Stored data entries
___

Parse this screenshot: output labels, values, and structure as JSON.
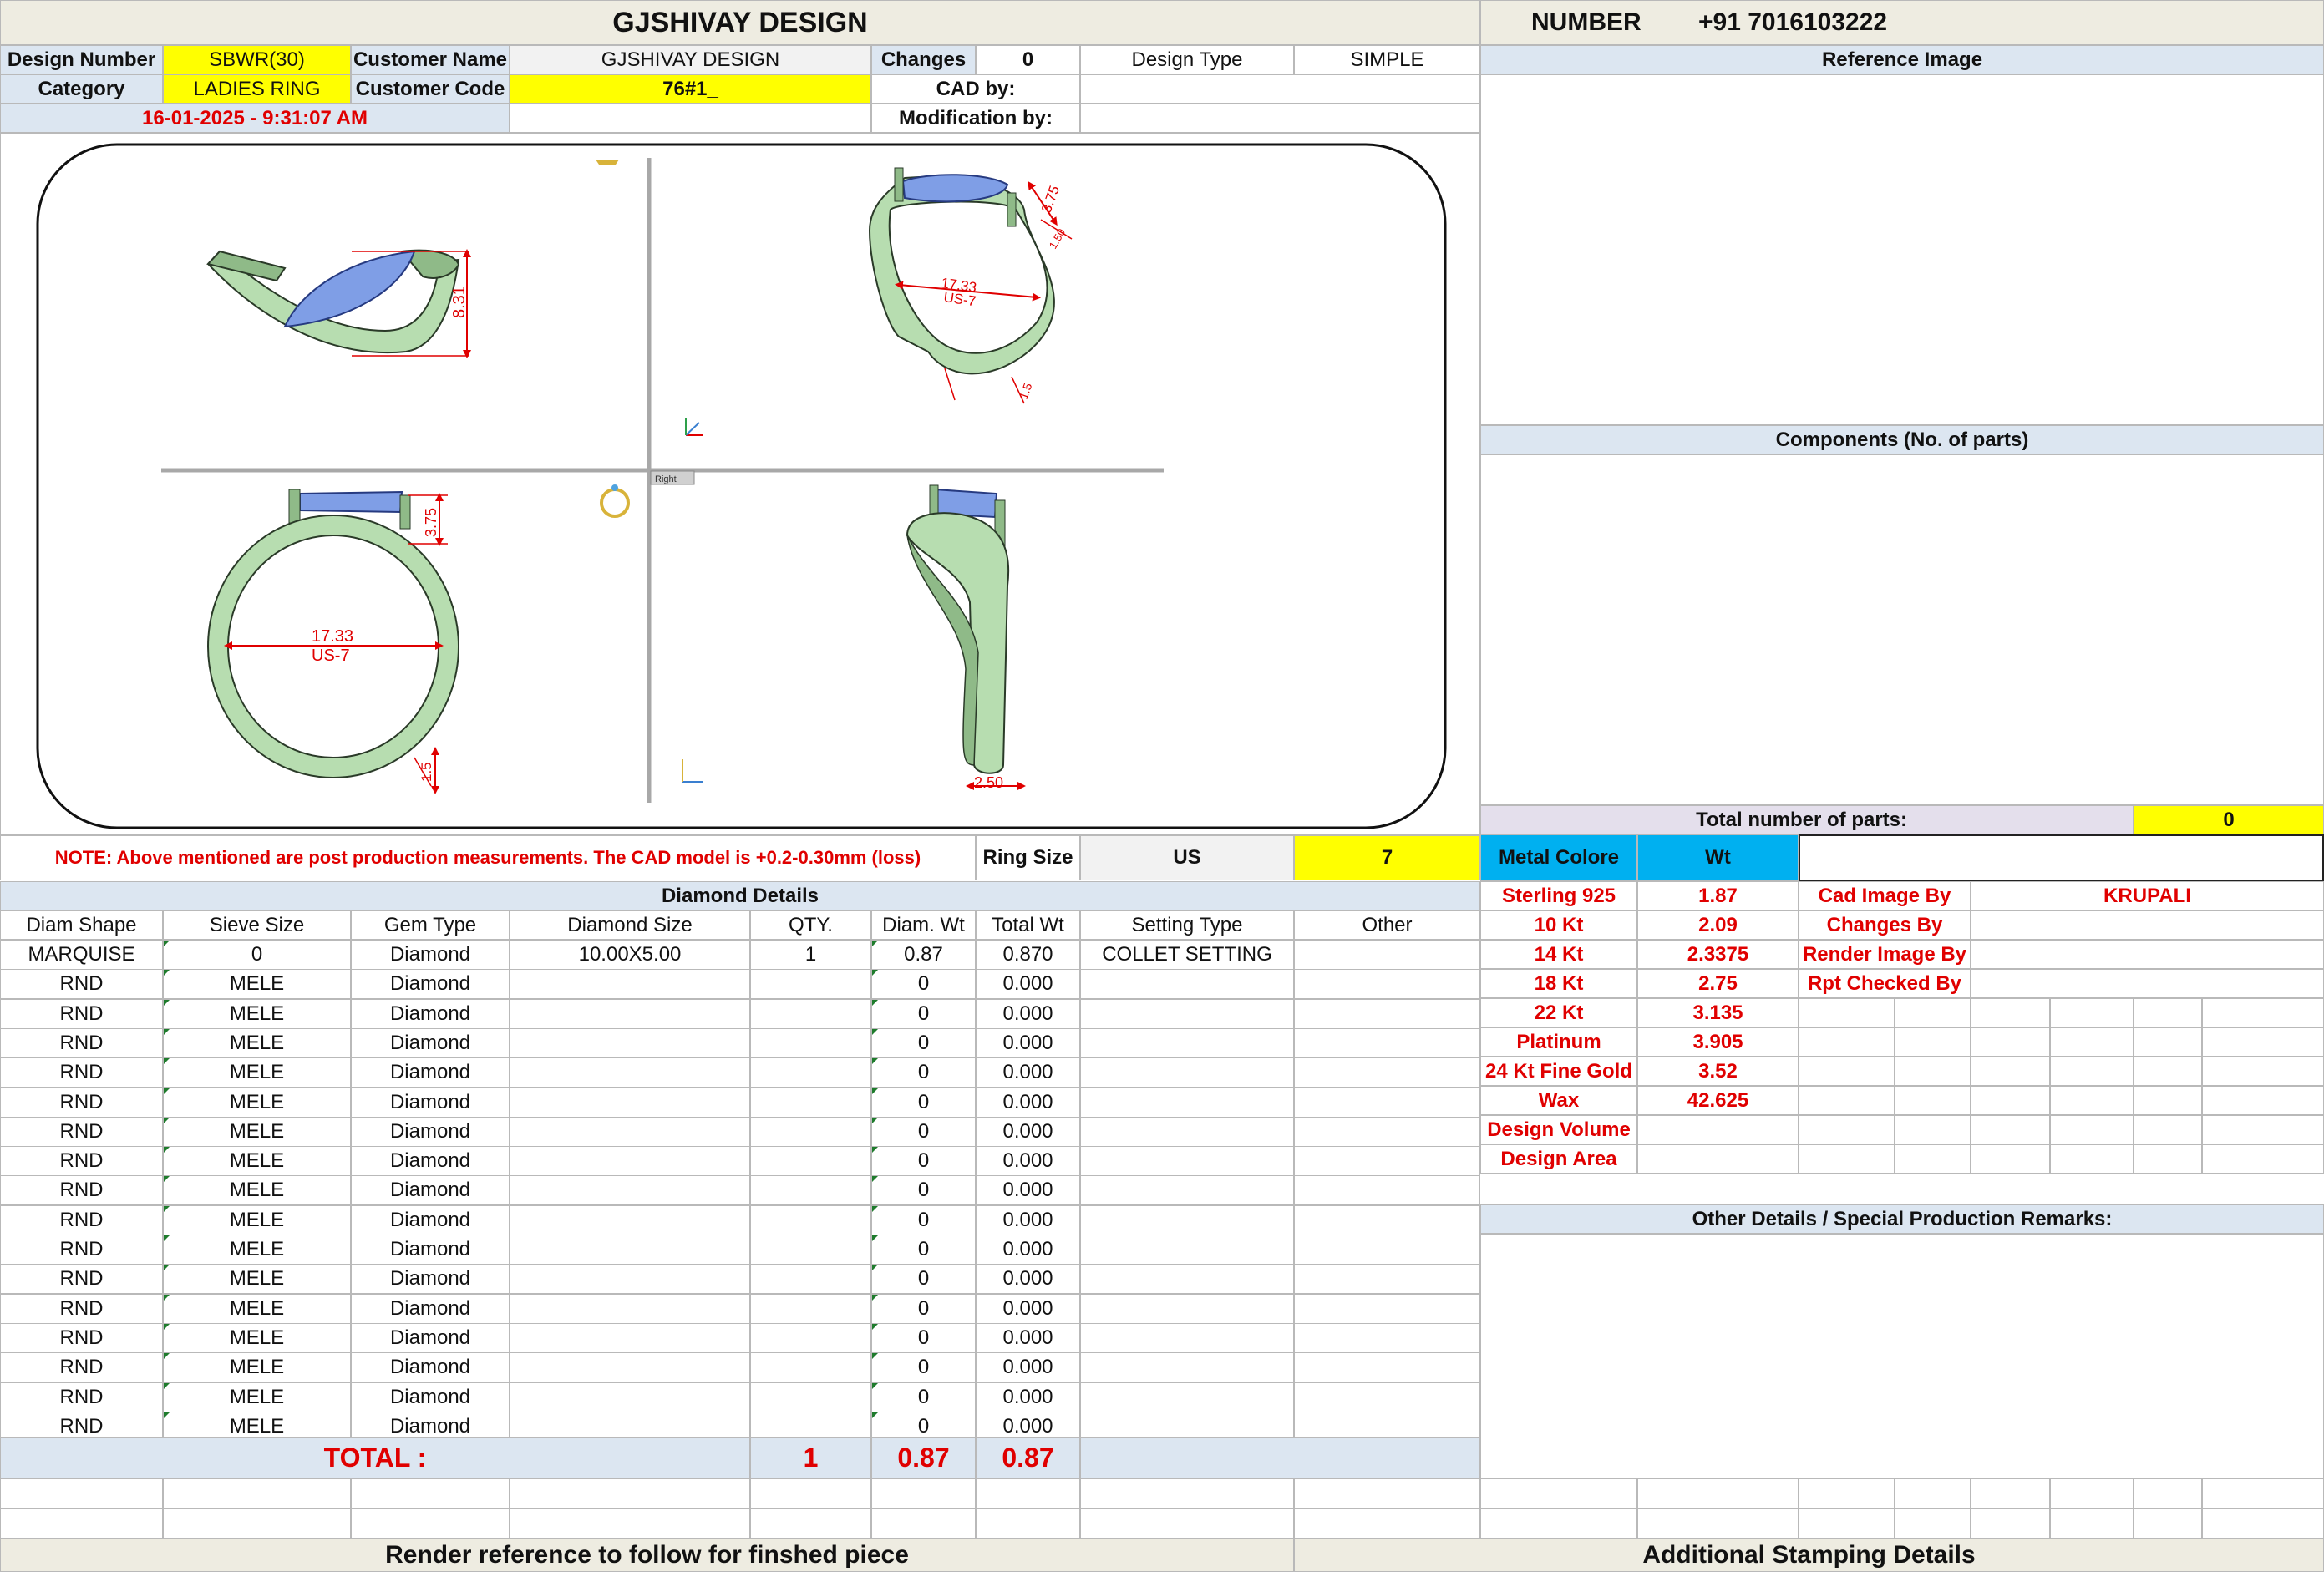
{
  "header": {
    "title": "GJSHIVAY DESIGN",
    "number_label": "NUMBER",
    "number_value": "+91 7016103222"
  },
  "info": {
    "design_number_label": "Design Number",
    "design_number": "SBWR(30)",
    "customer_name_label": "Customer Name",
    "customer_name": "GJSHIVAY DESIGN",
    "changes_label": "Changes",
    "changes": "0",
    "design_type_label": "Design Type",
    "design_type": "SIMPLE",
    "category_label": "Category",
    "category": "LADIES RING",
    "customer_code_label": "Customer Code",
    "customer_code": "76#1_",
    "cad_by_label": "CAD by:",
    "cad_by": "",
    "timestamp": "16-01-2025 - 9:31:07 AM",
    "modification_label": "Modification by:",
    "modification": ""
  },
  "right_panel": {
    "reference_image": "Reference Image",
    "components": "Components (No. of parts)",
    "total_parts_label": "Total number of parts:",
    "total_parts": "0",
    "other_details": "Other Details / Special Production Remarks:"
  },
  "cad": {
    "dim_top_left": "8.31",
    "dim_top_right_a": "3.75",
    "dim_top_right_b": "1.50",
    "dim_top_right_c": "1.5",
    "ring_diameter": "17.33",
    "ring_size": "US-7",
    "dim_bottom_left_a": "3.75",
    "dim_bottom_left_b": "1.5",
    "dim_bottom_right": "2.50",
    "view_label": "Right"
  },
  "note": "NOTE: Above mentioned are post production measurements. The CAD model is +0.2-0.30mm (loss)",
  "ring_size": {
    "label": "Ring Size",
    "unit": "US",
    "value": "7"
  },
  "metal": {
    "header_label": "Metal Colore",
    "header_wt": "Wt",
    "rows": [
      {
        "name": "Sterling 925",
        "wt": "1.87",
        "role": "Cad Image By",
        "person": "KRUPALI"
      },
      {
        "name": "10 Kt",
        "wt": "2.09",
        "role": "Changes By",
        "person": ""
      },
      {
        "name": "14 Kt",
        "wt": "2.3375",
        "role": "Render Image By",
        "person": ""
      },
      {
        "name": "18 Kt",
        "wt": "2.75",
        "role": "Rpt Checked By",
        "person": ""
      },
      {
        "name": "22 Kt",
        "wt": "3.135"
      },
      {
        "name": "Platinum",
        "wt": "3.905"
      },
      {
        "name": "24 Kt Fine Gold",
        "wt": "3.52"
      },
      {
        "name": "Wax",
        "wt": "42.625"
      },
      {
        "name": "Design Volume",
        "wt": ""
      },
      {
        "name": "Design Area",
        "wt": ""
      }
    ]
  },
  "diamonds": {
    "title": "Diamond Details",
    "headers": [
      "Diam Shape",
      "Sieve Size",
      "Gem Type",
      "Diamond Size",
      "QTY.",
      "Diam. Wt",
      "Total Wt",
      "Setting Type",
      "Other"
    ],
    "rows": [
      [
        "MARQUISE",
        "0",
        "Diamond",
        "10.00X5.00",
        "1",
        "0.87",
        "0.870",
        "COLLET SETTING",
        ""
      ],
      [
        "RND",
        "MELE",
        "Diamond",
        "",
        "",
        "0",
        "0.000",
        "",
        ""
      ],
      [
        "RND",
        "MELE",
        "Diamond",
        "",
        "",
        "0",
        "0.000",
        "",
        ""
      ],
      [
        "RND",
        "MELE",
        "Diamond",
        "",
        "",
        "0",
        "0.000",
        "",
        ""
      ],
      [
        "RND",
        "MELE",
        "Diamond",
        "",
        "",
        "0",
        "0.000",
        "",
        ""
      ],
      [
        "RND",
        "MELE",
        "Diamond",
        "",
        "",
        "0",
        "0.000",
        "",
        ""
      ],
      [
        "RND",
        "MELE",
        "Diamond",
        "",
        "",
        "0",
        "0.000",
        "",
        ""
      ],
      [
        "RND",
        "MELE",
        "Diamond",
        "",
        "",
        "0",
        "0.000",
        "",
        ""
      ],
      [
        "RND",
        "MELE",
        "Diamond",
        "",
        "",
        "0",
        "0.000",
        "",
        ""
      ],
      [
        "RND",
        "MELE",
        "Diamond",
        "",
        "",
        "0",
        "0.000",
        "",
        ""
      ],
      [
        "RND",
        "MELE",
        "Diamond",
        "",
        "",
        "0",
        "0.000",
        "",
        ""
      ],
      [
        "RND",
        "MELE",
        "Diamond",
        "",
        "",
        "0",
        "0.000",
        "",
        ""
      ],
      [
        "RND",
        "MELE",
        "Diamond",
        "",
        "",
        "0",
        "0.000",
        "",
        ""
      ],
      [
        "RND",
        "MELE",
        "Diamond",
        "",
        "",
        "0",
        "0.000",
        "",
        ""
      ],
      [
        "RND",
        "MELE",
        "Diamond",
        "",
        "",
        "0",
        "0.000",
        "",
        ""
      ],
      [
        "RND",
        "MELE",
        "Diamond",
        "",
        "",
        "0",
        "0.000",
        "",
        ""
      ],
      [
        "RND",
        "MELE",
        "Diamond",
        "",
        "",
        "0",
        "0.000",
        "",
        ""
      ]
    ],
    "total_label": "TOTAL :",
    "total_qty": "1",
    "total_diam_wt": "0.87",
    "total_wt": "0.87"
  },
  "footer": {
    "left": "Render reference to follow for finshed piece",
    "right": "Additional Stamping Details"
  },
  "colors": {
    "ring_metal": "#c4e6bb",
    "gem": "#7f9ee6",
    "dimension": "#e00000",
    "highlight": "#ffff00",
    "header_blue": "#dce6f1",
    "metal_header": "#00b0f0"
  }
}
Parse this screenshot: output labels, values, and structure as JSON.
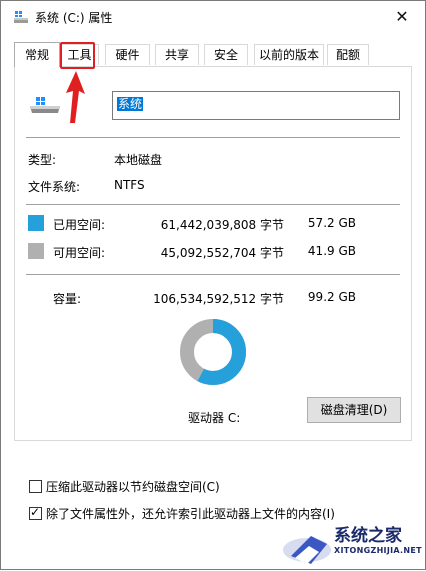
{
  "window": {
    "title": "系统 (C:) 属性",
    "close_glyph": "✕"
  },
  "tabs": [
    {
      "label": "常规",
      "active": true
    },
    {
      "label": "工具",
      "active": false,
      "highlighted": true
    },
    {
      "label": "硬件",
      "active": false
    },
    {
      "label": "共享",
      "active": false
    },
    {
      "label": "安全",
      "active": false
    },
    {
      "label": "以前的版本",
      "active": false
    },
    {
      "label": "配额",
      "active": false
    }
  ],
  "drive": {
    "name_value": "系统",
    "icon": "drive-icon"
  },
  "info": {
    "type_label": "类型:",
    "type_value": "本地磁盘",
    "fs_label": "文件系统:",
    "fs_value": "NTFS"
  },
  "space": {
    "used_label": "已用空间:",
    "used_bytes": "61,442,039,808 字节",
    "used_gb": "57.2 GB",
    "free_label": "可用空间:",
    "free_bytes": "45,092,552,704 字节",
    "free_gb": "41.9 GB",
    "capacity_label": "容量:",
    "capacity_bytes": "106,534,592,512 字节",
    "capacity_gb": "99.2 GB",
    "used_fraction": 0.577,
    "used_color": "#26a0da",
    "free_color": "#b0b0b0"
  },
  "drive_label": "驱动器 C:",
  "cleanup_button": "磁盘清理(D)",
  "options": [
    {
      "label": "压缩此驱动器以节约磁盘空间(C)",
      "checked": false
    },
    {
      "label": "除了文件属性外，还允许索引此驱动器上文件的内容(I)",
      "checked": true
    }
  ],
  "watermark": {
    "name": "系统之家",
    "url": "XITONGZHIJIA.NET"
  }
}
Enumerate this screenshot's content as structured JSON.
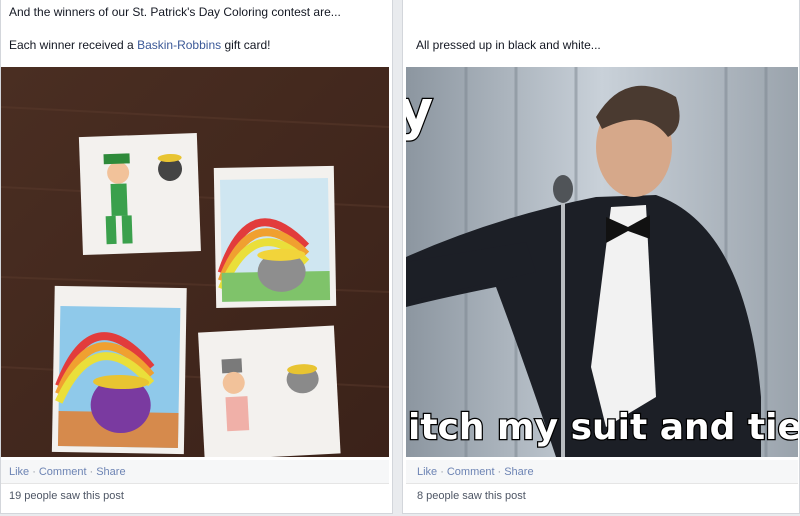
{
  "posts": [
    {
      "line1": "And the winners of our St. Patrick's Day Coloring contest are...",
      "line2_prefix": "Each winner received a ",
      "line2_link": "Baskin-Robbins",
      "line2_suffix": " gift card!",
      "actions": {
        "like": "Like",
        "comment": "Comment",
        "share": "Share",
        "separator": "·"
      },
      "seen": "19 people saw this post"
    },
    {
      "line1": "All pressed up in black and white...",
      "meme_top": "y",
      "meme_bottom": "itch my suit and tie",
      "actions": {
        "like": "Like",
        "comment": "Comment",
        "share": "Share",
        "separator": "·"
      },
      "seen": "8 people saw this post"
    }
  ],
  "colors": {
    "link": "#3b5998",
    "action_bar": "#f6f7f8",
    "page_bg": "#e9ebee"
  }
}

___

> **Stated task**
Copy verbatim the span that opens at the line with "Enumerate this screenshot's" and closes at the final line of the listing. Do not carry over any pictures.

> **Full response**
Enumerate this screenshot's content as structured JSON.
{
  "posts": [
    {
      "line1": "And the winners of our St. Patrick's Day Coloring contest are...",
      "line2_prefix": "Each winner received a ",
      "line2_link": "Baskin-Robbins",
      "line2_suffix": " gift card!",
      "actions": {
        "like": "Like",
        "comment": "Comment",
        "share": "Share",
        "separator": "·"
      },
      "seen": "19 people saw this post"
    },
    {
      "line1": "All pressed up in black and white...",
      "meme_top": "y",
      "meme_bottom": "itch my suit and tie",
      "actions": {
        "like": "Like",
        "comment": "Comment",
        "share": "Share",
        "separator": "·"
      },
      "seen": "8 people saw this post"
    }
  ],
  "colors": {
    "link": "#3b5998",
    "action_bar": "#f6f7f8",
    "page_bg": "#e9ebee"
  }
}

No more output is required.